> **Exercise description**:
Reproduce the listing verbatim.

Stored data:
+++++
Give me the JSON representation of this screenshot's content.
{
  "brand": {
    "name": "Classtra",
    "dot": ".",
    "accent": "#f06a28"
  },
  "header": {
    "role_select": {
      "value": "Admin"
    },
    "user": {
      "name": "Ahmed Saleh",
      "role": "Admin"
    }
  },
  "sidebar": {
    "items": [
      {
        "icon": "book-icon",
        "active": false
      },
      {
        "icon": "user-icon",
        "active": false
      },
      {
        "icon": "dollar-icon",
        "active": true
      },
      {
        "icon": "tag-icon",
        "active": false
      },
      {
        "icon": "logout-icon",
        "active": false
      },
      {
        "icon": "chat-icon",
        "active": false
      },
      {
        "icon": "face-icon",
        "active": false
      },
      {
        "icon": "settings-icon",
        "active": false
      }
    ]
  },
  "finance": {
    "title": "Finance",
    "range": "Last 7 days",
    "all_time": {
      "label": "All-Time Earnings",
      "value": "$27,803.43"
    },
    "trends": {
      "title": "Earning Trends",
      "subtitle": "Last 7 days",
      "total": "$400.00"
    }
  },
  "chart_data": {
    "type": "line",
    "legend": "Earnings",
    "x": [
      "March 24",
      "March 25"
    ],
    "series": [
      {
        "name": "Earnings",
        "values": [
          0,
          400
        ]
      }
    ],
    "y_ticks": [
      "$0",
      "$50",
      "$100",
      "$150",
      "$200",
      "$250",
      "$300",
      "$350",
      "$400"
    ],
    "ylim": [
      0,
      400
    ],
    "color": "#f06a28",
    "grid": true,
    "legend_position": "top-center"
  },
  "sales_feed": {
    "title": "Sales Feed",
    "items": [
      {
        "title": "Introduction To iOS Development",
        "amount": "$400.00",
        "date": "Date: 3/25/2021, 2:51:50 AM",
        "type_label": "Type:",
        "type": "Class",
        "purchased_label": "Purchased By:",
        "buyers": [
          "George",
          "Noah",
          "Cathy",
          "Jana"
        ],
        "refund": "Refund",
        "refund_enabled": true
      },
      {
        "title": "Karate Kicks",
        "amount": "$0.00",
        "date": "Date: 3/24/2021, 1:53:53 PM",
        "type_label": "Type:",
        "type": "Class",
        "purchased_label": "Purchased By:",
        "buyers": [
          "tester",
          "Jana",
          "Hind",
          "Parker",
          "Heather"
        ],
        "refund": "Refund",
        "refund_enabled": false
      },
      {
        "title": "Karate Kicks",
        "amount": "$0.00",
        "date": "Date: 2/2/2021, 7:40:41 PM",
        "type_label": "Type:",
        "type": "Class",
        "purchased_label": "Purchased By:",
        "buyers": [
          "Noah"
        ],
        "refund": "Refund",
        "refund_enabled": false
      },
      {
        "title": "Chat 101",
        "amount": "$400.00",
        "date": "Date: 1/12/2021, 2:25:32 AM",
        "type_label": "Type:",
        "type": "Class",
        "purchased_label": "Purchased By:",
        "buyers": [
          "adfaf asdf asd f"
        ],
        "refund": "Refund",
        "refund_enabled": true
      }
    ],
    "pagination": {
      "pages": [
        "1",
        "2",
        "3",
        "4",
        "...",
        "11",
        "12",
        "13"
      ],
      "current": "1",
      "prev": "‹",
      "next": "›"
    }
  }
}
+++++
> **Reply**:
Give me the JSON representation of this screenshot's content.
{
  "brand": {
    "name": "Classtra",
    "dot": ".",
    "accent": "#f06a28"
  },
  "header": {
    "role_select": {
      "value": "Admin"
    },
    "user": {
      "name": "Ahmed Saleh",
      "role": "Admin"
    }
  },
  "sidebar": {
    "items": [
      {
        "icon": "book-icon",
        "active": false
      },
      {
        "icon": "user-icon",
        "active": false
      },
      {
        "icon": "dollar-icon",
        "active": true
      },
      {
        "icon": "tag-icon",
        "active": false
      },
      {
        "icon": "logout-icon",
        "active": false
      },
      {
        "icon": "chat-icon",
        "active": false
      },
      {
        "icon": "face-icon",
        "active": false
      },
      {
        "icon": "settings-icon",
        "active": false
      }
    ]
  },
  "finance": {
    "title": "Finance",
    "range": "Last 7 days",
    "all_time": {
      "label": "All-Time Earnings",
      "value": "$27,803.43"
    },
    "trends": {
      "title": "Earning Trends",
      "subtitle": "Last 7 days",
      "total": "$400.00"
    }
  },
  "chart_data": {
    "type": "line",
    "legend": "Earnings",
    "x": [
      "March 24",
      "March 25"
    ],
    "series": [
      {
        "name": "Earnings",
        "values": [
          0,
          400
        ]
      }
    ],
    "y_ticks": [
      "$0",
      "$50",
      "$100",
      "$150",
      "$200",
      "$250",
      "$300",
      "$350",
      "$400"
    ],
    "ylim": [
      0,
      400
    ],
    "color": "#f06a28",
    "grid": true,
    "legend_position": "top-center"
  },
  "sales_feed": {
    "title": "Sales Feed",
    "items": [
      {
        "title": "Introduction To iOS Development",
        "amount": "$400.00",
        "date": "Date: 3/25/2021, 2:51:50 AM",
        "type_label": "Type:",
        "type": "Class",
        "purchased_label": "Purchased By:",
        "buyers": [
          "George",
          "Noah",
          "Cathy",
          "Jana"
        ],
        "refund": "Refund",
        "refund_enabled": true
      },
      {
        "title": "Karate Kicks",
        "amount": "$0.00",
        "date": "Date: 3/24/2021, 1:53:53 PM",
        "type_label": "Type:",
        "type": "Class",
        "purchased_label": "Purchased By:",
        "buyers": [
          "tester",
          "Jana",
          "Hind",
          "Parker",
          "Heather"
        ],
        "refund": "Refund",
        "refund_enabled": false
      },
      {
        "title": "Karate Kicks",
        "amount": "$0.00",
        "date": "Date: 2/2/2021, 7:40:41 PM",
        "type_label": "Type:",
        "type": "Class",
        "purchased_label": "Purchased By:",
        "buyers": [
          "Noah"
        ],
        "refund": "Refund",
        "refund_enabled": false
      },
      {
        "title": "Chat 101",
        "amount": "$400.00",
        "date": "Date: 1/12/2021, 2:25:32 AM",
        "type_label": "Type:",
        "type": "Class",
        "purchased_label": "Purchased By:",
        "buyers": [
          "adfaf asdf asd f"
        ],
        "refund": "Refund",
        "refund_enabled": true
      }
    ],
    "pagination": {
      "pages": [
        "1",
        "2",
        "3",
        "4",
        "...",
        "11",
        "12",
        "13"
      ],
      "current": "1",
      "prev": "‹",
      "next": "›"
    }
  }
}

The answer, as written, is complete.